--- Work required ---
Would you retype all of these records exactly?

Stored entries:
# # # #

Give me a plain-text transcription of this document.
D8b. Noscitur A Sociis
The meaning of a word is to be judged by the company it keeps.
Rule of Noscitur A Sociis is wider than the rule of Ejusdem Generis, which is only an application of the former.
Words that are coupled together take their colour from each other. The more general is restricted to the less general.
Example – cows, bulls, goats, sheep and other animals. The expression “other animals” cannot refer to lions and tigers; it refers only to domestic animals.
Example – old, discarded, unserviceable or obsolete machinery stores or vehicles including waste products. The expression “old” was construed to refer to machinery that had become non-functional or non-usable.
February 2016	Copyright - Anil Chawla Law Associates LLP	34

# # # #

--- Task response ---
Give me a plain-text transcription of this document.
D8b. Noscitur A Sociis
The meaning of a word is to be judged by the company it keeps.
Rule of Noscitur A Sociis is wider than the rule of Ejusdem Generis, which is only an application of the former.
Words that are coupled together take their colour from each other. The more general is restricted to the less general.
Example – cows, bulls, goats, sheep and other animals. The expression “other animals” cannot refer to lions and tigers; it refers only to domestic animals.
Example – old, discarded, unserviceable or obsolete machinery stores or vehicles including waste products. The expression “old” was construed to refer to machinery that had become non-functional or non-usable.
February 2016	Copyright - Anil Chawla Law Associates LLP	34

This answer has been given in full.